- **TASK GOAL**
Go through the data and copy every line exactly, but not the images.

=== SUPPLIED DATA ===

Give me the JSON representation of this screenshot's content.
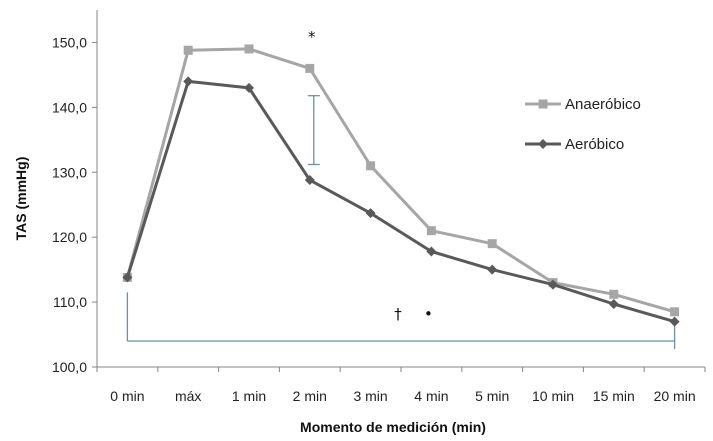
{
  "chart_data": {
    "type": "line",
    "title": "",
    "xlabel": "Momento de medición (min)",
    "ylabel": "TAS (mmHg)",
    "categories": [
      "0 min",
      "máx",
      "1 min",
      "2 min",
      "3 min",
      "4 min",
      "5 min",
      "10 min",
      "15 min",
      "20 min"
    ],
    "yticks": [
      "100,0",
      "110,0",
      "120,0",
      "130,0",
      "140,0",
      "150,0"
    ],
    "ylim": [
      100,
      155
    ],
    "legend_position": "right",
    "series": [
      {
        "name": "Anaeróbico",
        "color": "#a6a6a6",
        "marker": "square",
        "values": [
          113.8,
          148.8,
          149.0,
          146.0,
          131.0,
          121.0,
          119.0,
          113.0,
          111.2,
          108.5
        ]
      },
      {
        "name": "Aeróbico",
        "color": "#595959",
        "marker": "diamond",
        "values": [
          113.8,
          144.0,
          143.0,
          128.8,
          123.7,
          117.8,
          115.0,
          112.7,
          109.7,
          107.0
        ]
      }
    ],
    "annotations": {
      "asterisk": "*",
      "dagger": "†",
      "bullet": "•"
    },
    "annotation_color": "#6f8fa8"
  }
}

===

- **EXERCISE SOLUTION**
Give me the JSON representation of this screenshot's content.
{
  "chart_data": {
    "type": "line",
    "title": "",
    "xlabel": "Momento de medición (min)",
    "ylabel": "TAS (mmHg)",
    "categories": [
      "0 min",
      "máx",
      "1 min",
      "2 min",
      "3 min",
      "4 min",
      "5 min",
      "10 min",
      "15 min",
      "20 min"
    ],
    "yticks": [
      "100,0",
      "110,0",
      "120,0",
      "130,0",
      "140,0",
      "150,0"
    ],
    "ylim": [
      100,
      155
    ],
    "legend_position": "right",
    "series": [
      {
        "name": "Anaeróbico",
        "color": "#a6a6a6",
        "marker": "square",
        "values": [
          113.8,
          148.8,
          149.0,
          146.0,
          131.0,
          121.0,
          119.0,
          113.0,
          111.2,
          108.5
        ]
      },
      {
        "name": "Aeróbico",
        "color": "#595959",
        "marker": "diamond",
        "values": [
          113.8,
          144.0,
          143.0,
          128.8,
          123.7,
          117.8,
          115.0,
          112.7,
          109.7,
          107.0
        ]
      }
    ],
    "annotations": {
      "asterisk": "*",
      "dagger": "†",
      "bullet": "•"
    },
    "annotation_color": "#6f8fa8"
  }
}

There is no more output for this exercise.